Your objective - Go through each line of the records below and count those with the word "name". Give only the count.

Provided material -
________

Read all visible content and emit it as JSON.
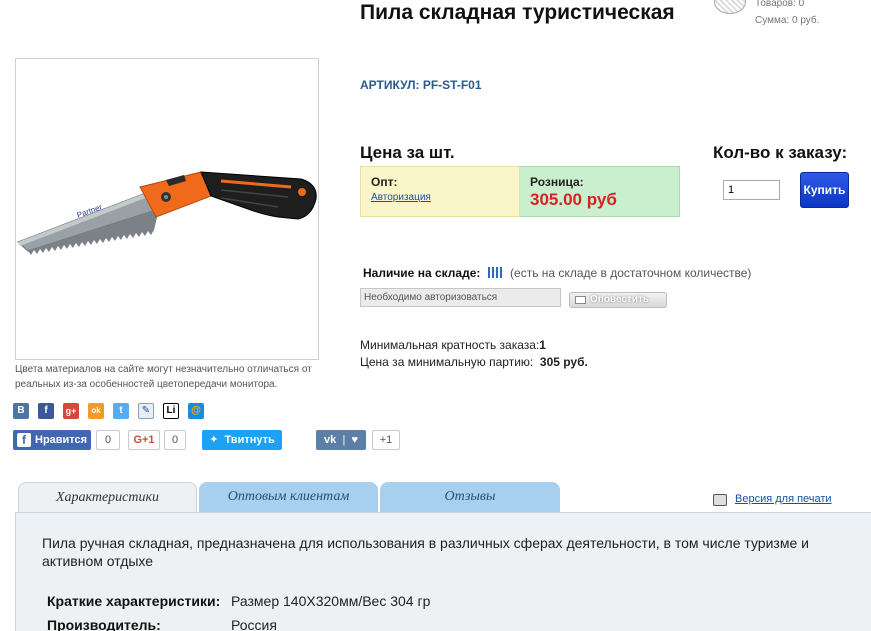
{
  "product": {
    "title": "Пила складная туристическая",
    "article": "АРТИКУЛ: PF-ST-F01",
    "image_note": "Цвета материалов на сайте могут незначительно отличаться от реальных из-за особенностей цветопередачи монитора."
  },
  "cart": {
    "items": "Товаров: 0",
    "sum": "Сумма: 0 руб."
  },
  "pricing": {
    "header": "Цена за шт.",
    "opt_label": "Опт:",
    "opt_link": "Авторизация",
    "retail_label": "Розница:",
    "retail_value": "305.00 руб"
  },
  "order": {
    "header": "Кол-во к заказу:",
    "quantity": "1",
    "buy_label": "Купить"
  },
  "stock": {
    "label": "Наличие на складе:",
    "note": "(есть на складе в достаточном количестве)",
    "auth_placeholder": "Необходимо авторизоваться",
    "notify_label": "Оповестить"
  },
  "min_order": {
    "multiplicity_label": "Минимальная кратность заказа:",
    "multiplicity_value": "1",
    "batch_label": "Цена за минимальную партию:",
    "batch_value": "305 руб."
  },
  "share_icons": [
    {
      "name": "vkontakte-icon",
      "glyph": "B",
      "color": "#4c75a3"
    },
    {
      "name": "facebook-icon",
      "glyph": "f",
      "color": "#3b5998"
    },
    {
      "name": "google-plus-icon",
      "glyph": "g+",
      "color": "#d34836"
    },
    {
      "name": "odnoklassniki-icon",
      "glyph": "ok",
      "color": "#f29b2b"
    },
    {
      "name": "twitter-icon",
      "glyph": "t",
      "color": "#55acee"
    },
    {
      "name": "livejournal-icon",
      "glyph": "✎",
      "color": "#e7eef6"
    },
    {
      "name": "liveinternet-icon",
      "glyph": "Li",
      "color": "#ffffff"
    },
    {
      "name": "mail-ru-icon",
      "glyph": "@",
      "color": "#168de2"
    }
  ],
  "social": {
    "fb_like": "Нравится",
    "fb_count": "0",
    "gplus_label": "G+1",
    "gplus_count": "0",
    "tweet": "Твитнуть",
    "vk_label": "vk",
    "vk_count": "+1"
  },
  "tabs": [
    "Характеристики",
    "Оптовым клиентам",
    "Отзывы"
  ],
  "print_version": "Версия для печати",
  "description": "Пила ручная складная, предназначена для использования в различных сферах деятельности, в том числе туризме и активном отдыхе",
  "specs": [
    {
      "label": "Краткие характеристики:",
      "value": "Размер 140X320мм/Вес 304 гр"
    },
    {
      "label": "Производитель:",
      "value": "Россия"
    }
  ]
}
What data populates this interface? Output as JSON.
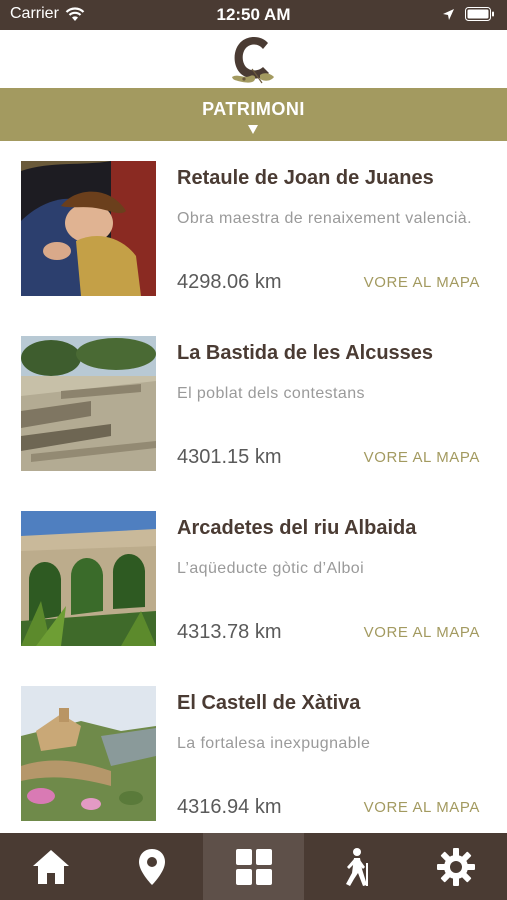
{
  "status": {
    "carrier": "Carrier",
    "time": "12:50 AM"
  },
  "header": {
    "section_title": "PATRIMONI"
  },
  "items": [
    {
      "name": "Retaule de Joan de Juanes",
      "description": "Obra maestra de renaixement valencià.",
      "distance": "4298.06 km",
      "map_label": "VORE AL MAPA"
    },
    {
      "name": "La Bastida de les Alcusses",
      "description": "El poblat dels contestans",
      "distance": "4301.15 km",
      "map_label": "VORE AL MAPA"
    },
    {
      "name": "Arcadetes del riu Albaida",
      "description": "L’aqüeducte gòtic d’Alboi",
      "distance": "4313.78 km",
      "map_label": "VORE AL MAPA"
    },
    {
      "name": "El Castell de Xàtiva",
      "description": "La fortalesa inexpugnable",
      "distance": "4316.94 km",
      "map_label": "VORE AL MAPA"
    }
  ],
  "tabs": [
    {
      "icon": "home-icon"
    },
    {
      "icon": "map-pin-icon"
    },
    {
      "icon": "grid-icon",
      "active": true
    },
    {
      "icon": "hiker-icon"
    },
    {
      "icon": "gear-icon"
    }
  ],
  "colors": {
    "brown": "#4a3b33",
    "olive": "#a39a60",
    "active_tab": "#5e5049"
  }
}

________

Result of this task - 12